● **PROVIDED RECORDS**

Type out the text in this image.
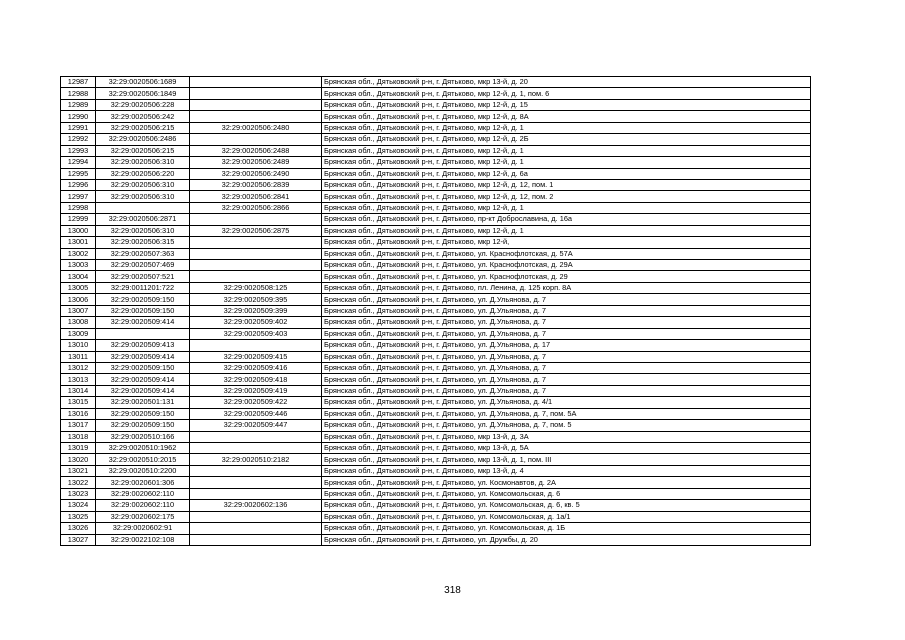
12987	32:29:0020506:1689		Брянская обл., Дятьковский р-н, г. Дятьково, мкр 13-й, д. 20
12988	32:29:0020506:1849		Брянская обл., Дятьковский р-н, г. Дятьково, мкр 12-й, д. 1, пом. 6
12989	32:29:0020506:228		Брянская обл., Дятьковский р-н, г. Дятьково, мкр 12-й, д. 15
12990	32:29:0020506:242		Брянская обл., Дятьковский р-н, г. Дятьково, мкр 12-й, д. 8А
12991	32:29:0020506:215	32:29:0020506:2480	Брянская обл., Дятьковский р-н, г. Дятьково, мкр 12-й, д. 1
12992	32:29:0020506:2486		Брянская обл., Дятьковский р-н, г. Дятьково, мкр 12-й, д. 2Б
12993	32:29:0020506:215	32:29:0020506:2488	Брянская обл., Дятьковский р-н, г. Дятьково, мкр 12-й, д. 1
12994	32:29:0020506:310	32:29:0020506:2489	Брянская обл., Дятьковский р-н, г. Дятьково, мкр 12-й, д. 1
12995	32:29:0020506:220	32:29:0020506:2490	Брянская обл., Дятьковский р-н, г. Дятьково, мкр 12-й, д. 6а
12996	32:29:0020506:310	32:29:0020506:2839	Брянская обл., Дятьковский р-н, г. Дятьково, мкр 12-й, д. 12, пом. 1
12997	32:29:0020506:310	32:29:0020506:2841	Брянская обл., Дятьковский р-н, г. Дятьково, мкр 12-й, д. 12, пом. 2
12998		32:29:0020506:2866	Брянская обл., Дятьковский р-н, г. Дятьково, мкр 12-й, д. 1
12999	32:29:0020506:2871		Брянская обл., Дятьковский р-н, г. Дятьково, пр-кт Доброславина, д. 16а
13000	32:29:0020506:310	32:29:0020506:2875	Брянская обл., Дятьковский р-н, г. Дятьково, мкр 12-й, д. 1
13001	32:29:0020506:315		Брянская обл., Дятьковский р-н, г. Дятьково, мкр 12-й,
13002	32:29:0020507:363		Брянская обл., Дятьковский р-н, г. Дятьково, ул. Краснофлотская, д. 57А
13003	32:29:0020507:469		Брянская обл., Дятьковский р-н, г. Дятьково, ул. Краснофлотская, д. 29А
13004	32:29:0020507:521		Брянская обл., Дятьковский р-н, г. Дятьково, ул. Краснофлотская, д. 29
13005	32:29:0011201:722	32:29:0020508:125	Брянская обл., Дятьковский р-н, г. Дятьково, пл. Ленина, д. 125 корп. 8А
13006	32:29:0020509:150	32:29:0020509:395	Брянская обл., Дятьковский р-н, г. Дятьково, ул. Д.Ульянова, д. 7
13007	32:29:0020509:150	32:29:0020509:399	Брянская обл., Дятьковский р-н, г. Дятьково, ул. Д.Ульянова, д. 7
13008	32:29:0020509:414	32:29:0020509:402	Брянская обл., Дятьковский р-н, г. Дятьково, ул. Д.Ульянова, д. 7
13009		32:29:0020509:403	Брянская обл., Дятьковский р-н, г. Дятьково, ул. Д.Ульянова, д. 7
13010	32:29:0020509:413		Брянская обл., Дятьковский р-н, г. Дятьково, ул. Д.Ульянова, д. 17
13011	32:29:0020509:414	32:29:0020509:415	Брянская обл., Дятьковский р-н, г. Дятьково, ул. Д.Ульянова, д. 7
13012	32:29:0020509:150	32:29:0020509:416	Брянская обл., Дятьковский р-н, г. Дятьково, ул. Д.Ульянова, д. 7
13013	32:29:0020509:414	32:29:0020509:418	Брянская обл., Дятьковский р-н, г. Дятьково, ул. Д.Ульянова, д. 7
13014	32:29:0020509:414	32:29:0020509:419	Брянская обл., Дятьковский р-н, г. Дятьково, ул. Д.Ульянова, д. 7
13015	32:29:0020501:131	32:29:0020509:422	Брянская обл., Дятьковский р-н, г. Дятьково, ул. Д.Ульянова, д. 4/1
13016	32:29:0020509:150	32:29:0020509:446	Брянская обл., Дятьковский р-н, г. Дятьково, ул. Д.Ульянова, д. 7, пом. 5А
13017	32:29:0020509:150	32:29:0020509:447	Брянская обл., Дятьковский р-н, г. Дятьково, ул. Д.Ульянова, д. 7, пом. 5
13018	32:29:0020510:166		Брянская обл., Дятьковский р-н, г. Дятьково, мкр 13-й, д. 3А
13019	32:29:0020510:1962		Брянская обл., Дятьковский р-н, г. Дятьково, мкр 13-й, д. 5А
13020	32:29:0020510:2015	32:29:0020510:2182	Брянская обл., Дятьковский р-н, г. Дятьково, мкр 13-й, д. 1, пом. III
13021	32:29:0020510:2200		Брянская обл., Дятьковский р-н, г. Дятьково, мкр 13-й, д. 4
13022	32:29:0020601:306		Брянская обл., Дятьковский р-н, г. Дятьково, ул. Космонавтов, д. 2А
13023	32:29:0020602:110		Брянская обл., Дятьковский р-н, г. Дятьково, ул. Комсомольская, д. 6
13024	32:29:0020602:110	32:29:0020602:136	Брянская обл., Дятьковский р-н, г. Дятьково, ул. Комсомольская, д. 6, кв. 5
13025	32:29:0020602:175		Брянская обл., Дятьковский р-н, г. Дятьково, ул. Комсомольская, д. 1а/1
13026	32:29:0020602:91		Брянская обл., Дятьковский р-н, г. Дятьково, ул. Комсомольская, д. 1Б
13027	32:29:0022102:108		Брянская обл., Дятьковский р-н, г. Дятьково, ул. Дружбы, д. 20
318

● **BRIEF**
Scan the records above for the string "Комсомольская", then select every line that holds it.

● **TASK OUTPUT**
13023	32:29:0020602:110		Брянская обл., Дятьковский р-н, г. Дятьково, ул. Комсомольская, д. 6
13024	32:29:0020602:110	32:29:0020602:136	Брянская обл., Дятьковский р-н, г. Дятьково, ул. Комсомольская, д. 6, кв. 5
13025	32:29:0020602:175		Брянская обл., Дятьковский р-н, г. Дятьково, ул. Комсомольская, д. 1а/1
13026	32:29:0020602:91		Брянская обл., Дятьковский р-н, г. Дятьково, ул. Комсомольская, д. 1Б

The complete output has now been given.